[Instrucciones de trabajo]
A. Reproduce textualmente el fragmento sobre la deuda valenciana entre "Son muchos años" y "de la Comunitat.", ambos incluidos.
B. De acuerdo con el fragmento sobre la deuda valenciana, ¿cuánto aumentó la deuda al cierre de 2021 respecto al año anterior según el Banco de España?

[Fragmento]
Son muchos años en los que, desgraciadamente, un gobierno progresista que los valencianos ansiábamos, decidió hacer de la infrafinanciación su línea actuación. Expresar y mostrar incompresión por esta forma de actuar es (y ha sido) casi un deber intelectual. Según el Banco de España, hemos cerrado 2021 con un incremento de la deuda de 3.000 millones de euros respecto al año anterior. La cifra se acerca a los 54.000 millones o si se prefiere al 47,8% del PIB de la Comunitat.

Entradas de datos almacenadas

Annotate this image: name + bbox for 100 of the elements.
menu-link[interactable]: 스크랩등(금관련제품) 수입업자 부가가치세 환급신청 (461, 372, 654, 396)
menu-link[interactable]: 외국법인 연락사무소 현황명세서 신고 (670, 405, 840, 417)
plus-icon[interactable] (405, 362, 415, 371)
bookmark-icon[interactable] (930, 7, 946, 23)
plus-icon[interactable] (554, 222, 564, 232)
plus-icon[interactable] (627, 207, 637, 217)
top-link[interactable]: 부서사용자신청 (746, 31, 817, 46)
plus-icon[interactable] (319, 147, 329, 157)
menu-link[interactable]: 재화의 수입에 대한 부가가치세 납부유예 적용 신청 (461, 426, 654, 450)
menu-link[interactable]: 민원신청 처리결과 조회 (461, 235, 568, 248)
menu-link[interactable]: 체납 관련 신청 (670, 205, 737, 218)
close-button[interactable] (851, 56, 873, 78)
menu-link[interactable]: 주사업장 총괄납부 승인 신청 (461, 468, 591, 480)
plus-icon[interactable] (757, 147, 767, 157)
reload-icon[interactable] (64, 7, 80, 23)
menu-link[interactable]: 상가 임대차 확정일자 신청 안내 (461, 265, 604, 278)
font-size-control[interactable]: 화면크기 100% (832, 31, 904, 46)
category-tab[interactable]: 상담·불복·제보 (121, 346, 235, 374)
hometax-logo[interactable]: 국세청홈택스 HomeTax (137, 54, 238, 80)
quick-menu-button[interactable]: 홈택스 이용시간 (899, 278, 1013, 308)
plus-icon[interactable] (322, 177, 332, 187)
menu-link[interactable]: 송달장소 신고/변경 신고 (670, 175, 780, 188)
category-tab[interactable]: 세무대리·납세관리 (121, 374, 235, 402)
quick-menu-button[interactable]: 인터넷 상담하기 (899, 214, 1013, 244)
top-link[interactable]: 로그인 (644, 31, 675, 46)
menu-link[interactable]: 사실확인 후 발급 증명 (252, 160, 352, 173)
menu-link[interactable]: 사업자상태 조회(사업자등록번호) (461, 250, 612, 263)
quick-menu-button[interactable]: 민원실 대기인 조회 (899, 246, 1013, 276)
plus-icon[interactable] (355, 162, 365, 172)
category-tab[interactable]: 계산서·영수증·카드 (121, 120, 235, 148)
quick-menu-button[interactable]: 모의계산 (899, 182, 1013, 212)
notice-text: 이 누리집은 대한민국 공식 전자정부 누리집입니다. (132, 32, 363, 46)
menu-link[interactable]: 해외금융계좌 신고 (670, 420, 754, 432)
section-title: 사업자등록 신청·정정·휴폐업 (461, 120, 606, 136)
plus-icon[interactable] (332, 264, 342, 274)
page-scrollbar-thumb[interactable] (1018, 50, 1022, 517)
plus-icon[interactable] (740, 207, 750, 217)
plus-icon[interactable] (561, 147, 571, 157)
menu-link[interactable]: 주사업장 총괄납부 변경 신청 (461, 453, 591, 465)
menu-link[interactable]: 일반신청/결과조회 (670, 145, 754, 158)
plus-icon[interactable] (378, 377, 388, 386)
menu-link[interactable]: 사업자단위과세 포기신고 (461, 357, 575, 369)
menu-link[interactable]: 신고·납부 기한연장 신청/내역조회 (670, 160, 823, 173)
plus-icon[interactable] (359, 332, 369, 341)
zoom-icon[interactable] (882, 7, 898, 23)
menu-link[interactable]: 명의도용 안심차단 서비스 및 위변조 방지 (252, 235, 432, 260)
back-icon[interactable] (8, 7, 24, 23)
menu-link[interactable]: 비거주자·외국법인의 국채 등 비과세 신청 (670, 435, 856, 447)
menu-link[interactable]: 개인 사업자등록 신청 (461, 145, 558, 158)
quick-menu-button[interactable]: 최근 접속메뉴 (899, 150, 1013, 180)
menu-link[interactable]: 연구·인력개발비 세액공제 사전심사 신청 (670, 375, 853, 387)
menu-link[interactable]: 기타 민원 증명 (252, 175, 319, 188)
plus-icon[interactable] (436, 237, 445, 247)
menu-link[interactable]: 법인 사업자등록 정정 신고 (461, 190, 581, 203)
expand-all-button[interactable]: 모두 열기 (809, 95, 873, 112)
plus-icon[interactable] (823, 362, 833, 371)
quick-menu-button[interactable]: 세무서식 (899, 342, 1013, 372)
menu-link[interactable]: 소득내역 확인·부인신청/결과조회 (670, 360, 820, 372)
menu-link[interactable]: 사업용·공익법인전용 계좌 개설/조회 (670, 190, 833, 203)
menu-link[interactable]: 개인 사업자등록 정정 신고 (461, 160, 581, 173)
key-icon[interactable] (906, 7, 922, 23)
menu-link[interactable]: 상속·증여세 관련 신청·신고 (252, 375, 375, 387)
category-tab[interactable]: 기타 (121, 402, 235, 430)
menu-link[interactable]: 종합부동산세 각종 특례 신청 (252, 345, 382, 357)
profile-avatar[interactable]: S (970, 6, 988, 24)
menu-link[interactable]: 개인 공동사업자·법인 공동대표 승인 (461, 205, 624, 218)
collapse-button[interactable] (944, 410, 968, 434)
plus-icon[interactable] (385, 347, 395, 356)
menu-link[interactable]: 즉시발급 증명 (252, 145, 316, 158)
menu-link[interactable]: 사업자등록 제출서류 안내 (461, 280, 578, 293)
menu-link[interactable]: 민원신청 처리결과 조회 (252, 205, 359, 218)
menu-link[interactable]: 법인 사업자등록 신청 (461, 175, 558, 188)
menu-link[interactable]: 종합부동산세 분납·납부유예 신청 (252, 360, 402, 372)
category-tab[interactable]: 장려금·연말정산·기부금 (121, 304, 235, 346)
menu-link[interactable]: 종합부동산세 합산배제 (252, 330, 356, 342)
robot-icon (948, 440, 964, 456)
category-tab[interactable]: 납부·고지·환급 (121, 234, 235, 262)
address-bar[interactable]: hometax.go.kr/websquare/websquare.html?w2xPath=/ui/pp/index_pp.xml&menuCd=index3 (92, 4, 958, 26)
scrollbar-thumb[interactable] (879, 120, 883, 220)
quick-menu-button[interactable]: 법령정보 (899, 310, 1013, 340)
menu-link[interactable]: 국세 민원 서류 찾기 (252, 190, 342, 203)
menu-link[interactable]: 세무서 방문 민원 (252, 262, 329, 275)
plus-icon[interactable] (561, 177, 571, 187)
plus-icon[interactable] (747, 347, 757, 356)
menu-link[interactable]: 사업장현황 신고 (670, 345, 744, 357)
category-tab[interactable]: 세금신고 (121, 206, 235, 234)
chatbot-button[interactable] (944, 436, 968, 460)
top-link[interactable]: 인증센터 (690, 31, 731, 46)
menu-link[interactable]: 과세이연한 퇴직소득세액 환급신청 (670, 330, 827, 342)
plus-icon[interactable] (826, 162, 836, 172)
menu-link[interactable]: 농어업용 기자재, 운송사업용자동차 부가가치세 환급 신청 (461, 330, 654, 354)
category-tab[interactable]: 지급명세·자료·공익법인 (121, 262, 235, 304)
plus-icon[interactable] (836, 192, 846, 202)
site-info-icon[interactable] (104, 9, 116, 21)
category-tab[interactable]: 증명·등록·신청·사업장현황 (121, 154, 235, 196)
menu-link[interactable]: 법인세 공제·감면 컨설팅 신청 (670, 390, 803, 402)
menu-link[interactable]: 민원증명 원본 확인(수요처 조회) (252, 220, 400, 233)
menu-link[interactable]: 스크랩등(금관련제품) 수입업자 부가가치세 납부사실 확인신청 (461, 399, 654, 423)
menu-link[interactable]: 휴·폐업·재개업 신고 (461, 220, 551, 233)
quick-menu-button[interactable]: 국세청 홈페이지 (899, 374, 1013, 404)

[Soluciones]
A.
Son muchos años en los que, desgraciadamente, un gobierno progresista que los valencianos ansiábamos, decidió hacer de la infrafinanciación su línea actuación. Expresar y mostrar incompresión por esta forma de actuar es (y ha sido) casi un deber intelectual. Según el Banco de España, hemos cerrado 2021 con un incremento de la deuda de 3.000 millones de euros respecto al año anterior. La cifra se acerca a los 54.000 millones o si se prefiere al 47,8% del PIB de la Comunitat.

B. 3.000 millones de euros.